▸ **QUOTED PASSAGE**:
Abstract
Purpose
Intracellular formation of advanced glycation end products (AGEs) is a crucial pathological process in retinal diseases such as age-related macular degeneration (AMD) or diabetic retinopathy (DR). Glyoxal is a physiological metabolite produced during formation of AGEs and has also been shown to derive from photodegraded bisretinoid fluorophores in aging retinal pigment epithelial (RPE) cells.
Methods
Flow cytometry was combined with either: 1) immunocytochemical staining to detect glyoxal induced formation of Nε-carboxymethyllysine (CML)-modifications of intracellular proteins (AGEs) and changes in the production of stress response proteins; or 2) vital staining to determine apoptosis rates (annexin V binding), formation of intracellular reactive oxygen species (ROS), mitochondrial membrane potential (MMP), and changes in intracellular pH upon treatment of cells with glyoxal. The percentage of apoptotic cells was further quantified by flow cytometry after staining of fixed cells with propidium iodide to determine cells with a subdiploid (fragmented) DNA content. Apoptosis related activation of caspase 3 was determined by Western blotting. Glyoxal induced changes in VEGF-A165a mRNA expression and protein production were determined by real-time PCR and by flow cytometry after immunocytochemical staining.

▸ **GIVEN DATA**:

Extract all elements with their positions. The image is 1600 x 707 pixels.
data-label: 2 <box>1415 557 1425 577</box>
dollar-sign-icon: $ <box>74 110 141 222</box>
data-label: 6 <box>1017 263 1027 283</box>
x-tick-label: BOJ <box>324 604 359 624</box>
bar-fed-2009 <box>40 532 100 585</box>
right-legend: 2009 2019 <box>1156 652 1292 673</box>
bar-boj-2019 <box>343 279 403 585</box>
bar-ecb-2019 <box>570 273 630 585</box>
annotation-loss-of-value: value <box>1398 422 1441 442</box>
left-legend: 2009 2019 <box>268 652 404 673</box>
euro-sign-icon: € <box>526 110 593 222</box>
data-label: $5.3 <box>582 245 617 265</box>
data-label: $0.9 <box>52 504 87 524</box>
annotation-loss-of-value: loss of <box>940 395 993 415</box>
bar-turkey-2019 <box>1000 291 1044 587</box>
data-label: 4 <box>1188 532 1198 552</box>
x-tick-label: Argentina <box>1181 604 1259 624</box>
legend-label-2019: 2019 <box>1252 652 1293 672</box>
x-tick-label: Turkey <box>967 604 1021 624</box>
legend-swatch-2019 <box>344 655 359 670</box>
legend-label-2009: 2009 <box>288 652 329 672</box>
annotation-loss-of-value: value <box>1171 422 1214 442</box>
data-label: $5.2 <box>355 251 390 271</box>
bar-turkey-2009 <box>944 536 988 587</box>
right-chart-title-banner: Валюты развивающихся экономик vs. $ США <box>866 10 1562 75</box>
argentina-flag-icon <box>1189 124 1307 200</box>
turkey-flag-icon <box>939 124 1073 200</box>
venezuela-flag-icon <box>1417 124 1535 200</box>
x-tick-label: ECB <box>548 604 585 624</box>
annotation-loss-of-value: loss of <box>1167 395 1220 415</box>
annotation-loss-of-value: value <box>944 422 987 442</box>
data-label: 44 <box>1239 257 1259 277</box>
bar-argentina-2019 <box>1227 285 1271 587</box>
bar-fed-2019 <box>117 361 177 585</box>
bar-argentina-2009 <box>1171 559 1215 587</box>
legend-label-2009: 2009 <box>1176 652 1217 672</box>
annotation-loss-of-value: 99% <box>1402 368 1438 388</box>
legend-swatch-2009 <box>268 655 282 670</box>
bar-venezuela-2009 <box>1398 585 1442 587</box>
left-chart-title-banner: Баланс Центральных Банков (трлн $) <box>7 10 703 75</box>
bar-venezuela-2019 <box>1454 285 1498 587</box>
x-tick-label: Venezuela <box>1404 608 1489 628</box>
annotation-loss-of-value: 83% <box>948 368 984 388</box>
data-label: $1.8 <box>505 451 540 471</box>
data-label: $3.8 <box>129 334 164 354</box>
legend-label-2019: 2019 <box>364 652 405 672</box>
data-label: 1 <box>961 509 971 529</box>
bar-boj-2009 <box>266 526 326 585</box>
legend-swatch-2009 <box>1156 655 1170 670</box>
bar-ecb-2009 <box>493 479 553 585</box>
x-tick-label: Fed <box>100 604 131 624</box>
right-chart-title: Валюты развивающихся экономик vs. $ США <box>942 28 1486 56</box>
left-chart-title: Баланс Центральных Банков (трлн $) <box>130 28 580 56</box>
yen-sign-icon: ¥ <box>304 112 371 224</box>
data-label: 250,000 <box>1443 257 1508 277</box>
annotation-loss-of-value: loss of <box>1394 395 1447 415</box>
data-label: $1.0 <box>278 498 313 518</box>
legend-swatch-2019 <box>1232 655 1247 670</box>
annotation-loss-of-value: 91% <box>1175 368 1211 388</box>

▸ **QUESTIONS ON THE MATERIAL**:
1 > List everything the glyoxal abstract says vital staining was used to determine.
2 > Answer these from the glyoxal abstract:
(a) Which two retinal diseases are named as examples?
(b) What method was used to determine apoptosis-related activation of caspase 3?
(c) What were fixed cells stained with to find cells with a subdiploid DNA content?
3 > Does the glyoxal abstract support each statement? Answer yes or no and quote the words that decide it.
(a) Glyoxal has been shown to come from photodegraded bisretinoid fluorophores in aging RPE cells.
(b) VEGF-A165a mRNA expression was measured by Western blotting.
(c) Apoptosis rates were determined through annexin V binding.

▸ **RESULTS OF THE EXERCISE**:
1 >
- Apoptosis rates (annexin V binding)
- Formation of intracellular reactive oxygen species (ROS)
- Mitochondrial membrane potential (MMP)
- Changes in intracellular pH

2 >
(a) Age-related macular degeneration (AMD) and diabetic retinopathy (DR)
(b) Western blotting
(c) Propidium iodide

3 >
(a) Yes: "has also been shown to derive from photodegraded bisretinoid fluorophores in aging retinal pigment epithelial (RPE) cells"
(b) No: "Glyoxal induced changes in VEGF-A165a mRNA expression and protein production were determined by real-time PCR and by flow cytometry after immunocytochemical staining."
(c) Yes: "vital staining to determine apoptosis rates (annexin V binding)"